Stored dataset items
────────────────────────────────────────
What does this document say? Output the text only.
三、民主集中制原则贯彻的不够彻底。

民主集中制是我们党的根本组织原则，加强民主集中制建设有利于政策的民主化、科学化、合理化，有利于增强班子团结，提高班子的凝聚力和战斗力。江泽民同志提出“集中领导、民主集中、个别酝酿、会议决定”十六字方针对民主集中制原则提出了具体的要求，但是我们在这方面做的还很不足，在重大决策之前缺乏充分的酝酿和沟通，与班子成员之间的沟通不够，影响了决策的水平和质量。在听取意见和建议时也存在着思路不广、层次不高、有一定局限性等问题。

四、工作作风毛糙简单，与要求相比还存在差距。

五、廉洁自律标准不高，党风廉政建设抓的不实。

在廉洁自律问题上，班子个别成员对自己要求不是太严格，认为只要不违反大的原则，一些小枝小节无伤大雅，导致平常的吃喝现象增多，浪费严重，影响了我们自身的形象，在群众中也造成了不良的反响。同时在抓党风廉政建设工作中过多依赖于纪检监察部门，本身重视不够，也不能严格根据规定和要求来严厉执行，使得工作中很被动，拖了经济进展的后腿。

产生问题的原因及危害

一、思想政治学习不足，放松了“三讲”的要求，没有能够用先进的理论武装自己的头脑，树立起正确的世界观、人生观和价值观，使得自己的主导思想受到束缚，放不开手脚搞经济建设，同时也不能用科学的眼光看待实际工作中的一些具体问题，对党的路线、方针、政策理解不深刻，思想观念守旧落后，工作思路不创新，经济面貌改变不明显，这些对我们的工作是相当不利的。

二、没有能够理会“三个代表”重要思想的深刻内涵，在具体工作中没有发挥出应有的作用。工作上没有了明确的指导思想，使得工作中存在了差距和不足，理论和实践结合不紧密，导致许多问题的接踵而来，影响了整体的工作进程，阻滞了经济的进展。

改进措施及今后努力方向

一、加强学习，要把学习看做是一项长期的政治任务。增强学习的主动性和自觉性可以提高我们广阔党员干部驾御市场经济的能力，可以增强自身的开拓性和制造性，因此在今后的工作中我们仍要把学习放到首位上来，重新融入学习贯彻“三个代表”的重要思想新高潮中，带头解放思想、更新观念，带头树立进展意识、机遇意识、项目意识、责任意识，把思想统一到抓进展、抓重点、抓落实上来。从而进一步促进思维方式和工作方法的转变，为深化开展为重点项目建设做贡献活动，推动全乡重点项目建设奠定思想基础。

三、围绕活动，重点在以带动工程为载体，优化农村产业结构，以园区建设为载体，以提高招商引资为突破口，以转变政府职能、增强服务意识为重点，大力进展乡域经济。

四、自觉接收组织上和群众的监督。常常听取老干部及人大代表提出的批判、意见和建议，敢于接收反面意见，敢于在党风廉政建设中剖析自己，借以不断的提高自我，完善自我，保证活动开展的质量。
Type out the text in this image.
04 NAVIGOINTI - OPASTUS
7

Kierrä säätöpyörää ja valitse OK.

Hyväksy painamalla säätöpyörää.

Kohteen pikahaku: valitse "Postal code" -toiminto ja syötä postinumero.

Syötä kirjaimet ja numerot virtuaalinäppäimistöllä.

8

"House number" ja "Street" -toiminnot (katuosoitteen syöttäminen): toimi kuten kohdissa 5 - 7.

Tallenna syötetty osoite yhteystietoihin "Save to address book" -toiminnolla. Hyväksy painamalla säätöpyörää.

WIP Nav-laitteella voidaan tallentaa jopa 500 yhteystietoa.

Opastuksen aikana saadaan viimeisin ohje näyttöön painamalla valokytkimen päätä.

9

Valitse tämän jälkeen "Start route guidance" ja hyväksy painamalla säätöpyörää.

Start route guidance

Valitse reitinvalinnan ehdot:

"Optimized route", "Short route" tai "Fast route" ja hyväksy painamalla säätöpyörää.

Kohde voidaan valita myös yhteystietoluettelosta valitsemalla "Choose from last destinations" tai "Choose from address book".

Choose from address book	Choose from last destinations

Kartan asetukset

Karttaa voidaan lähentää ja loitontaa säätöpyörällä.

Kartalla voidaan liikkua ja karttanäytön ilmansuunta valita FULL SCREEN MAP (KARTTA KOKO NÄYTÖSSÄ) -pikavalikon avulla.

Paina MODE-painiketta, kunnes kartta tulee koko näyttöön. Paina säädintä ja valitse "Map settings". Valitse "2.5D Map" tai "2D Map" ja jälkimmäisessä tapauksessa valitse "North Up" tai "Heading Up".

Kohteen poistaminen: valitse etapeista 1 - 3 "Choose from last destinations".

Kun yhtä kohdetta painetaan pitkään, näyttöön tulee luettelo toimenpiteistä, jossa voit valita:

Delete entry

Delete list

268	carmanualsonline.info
────────────────────────────────────────
Task to carry out: Set every line of the listing down word for word.

Expected answer:
What does this document say? Output the text only.
三、民主集中制原则贯彻的不够彻底。

民主集中制是我们党的根本组织原则，加强民主集中制建设有利于政策的民主化、科学化、合理化，有利于增强班子团结，提高班子的凝聚力和战斗力。江泽民同志提出“集中领导、民主集中、个别酝酿、会议决定”十六字方针对民主集中制原则提出了具体的要求，但是我们在这方面做的还很不足，在重大决策之前缺乏充分的酝酿和沟通，与班子成员之间的沟通不够，影响了决策的水平和质量。在听取意见和建议时也存在着思路不广、层次不高、有一定局限性等问题。

四、工作作风毛糙简单，与要求相比还存在差距。

五、廉洁自律标准不高，党风廉政建设抓的不实。

在廉洁自律问题上，班子个别成员对自己要求不是太严格，认为只要不违反大的原则，一些小枝小节无伤大雅，导致平常的吃喝现象增多，浪费严重，影响了我们自身的形象，在群众中也造成了不良的反响。同时在抓党风廉政建设工作中过多依赖于纪检监察部门，本身重视不够，也不能严格根据规定和要求来严厉执行，使得工作中很被动，拖了经济进展的后腿。

产生问题的原因及危害

一、思想政治学习不足，放松了“三讲”的要求，没有能够用先进的理论武装自己的头脑，树立起正确的世界观、人生观和价值观，使得自己的主导思想受到束缚，放不开手脚搞经济建设，同时也不能用科学的眼光看待实际工作中的一些具体问题，对党的路线、方针、政策理解不深刻，思想观念守旧落后，工作思路不创新，经济面貌改变不明显，这些对我们的工作是相当不利的。

二、没有能够理会“三个代表”重要思想的深刻内涵，在具体工作中没有发挥出应有的作用。工作上没有了明确的指导思想，使得工作中存在了差距和不足，理论和实践结合不紧密，导致许多问题的接踵而来，影响了整体的工作进程，阻滞了经济的进展。

改进措施及今后努力方向

一、加强学习，要把学习看做是一项长期的政治任务。增强学习的主动性和自觉性可以提高我们广阔党员干部驾御市场经济的能力，可以增强自身的开拓性和制造性，因此在今后的工作中我们仍要把学习放到首位上来，重新融入学习贯彻“三个代表”的重要思想新高潮中，带头解放思想、更新观念，带头树立进展意识、机遇意识、项目意识、责任意识，把思想统一到抓进展、抓重点、抓落实上来。从而进一步促进思维方式和工作方法的转变，为深化开展为重点项目建设做贡献活动，推动全乡重点项目建设奠定思想基础。

三、围绕活动，重点在以带动工程为载体，优化农村产业结构，以园区建设为载体，以提高招商引资为突破口，以转变政府职能、增强服务意识为重点，大力进展乡域经济。

四、自觉接收组织上和群众的监督。常常听取老干部及人大代表提出的批判、意见和建议，敢于接收反面意见，敢于在党风廉政建设中剖析自己，借以不断的提高自我，完善自我，保证活动开展的质量。
Type out the text in this image.
04 NAVIGOINTI - OPASTUS
7

Kierrä säätöpyörää ja valitse OK.

Hyväksy painamalla säätöpyörää.

Kohteen pikahaku: valitse "Postal code" -toiminto ja syötä postinumero.

Syötä kirjaimet ja numerot virtuaalinäppäimistöllä.

8

"House number" ja "Street" -toiminnot (katuosoitteen syöttäminen): toimi kuten kohdissa 5 - 7.

Tallenna syötetty osoite yhteystietoihin "Save to address book" -toiminnolla. Hyväksy painamalla säätöpyörää.

WIP Nav-laitteella voidaan tallentaa jopa 500 yhteystietoa.

Opastuksen aikana saadaan viimeisin ohje näyttöön painamalla valokytkimen päätä.

9

Valitse tämän jälkeen "Start route guidance" ja hyväksy painamalla säätöpyörää.

Start route guidance

Valitse reitinvalinnan ehdot:

"Optimized route", "Short route" tai "Fast route" ja hyväksy painamalla säätöpyörää.

Kohde voidaan valita myös yhteystietoluettelosta valitsemalla "Choose from last destinations" tai "Choose from address book".

Choose from address book	Choose from last destinations

Kartan asetukset

Karttaa voidaan lähentää ja loitontaa säätöpyörällä.

Kartalla voidaan liikkua ja karttanäytön ilmansuunta valita FULL SCREEN MAP (KARTTA KOKO NÄYTÖSSÄ) -pikavalikon avulla.

Paina MODE-painiketta, kunnes kartta tulee koko näyttöön. Paina säädintä ja valitse "Map settings". Valitse "2.5D Map" tai "2D Map" ja jälkimmäisessä tapauksessa valitse "North Up" tai "Heading Up".

Kohteen poistaminen: valitse etapeista 1 - 3 "Choose from last destinations".

Kun yhtä kohdetta painetaan pitkään, näyttöön tulee luettelo toimenpiteistä, jossa voit valita:

Delete entry

Delete list

268	carmanualsonline.info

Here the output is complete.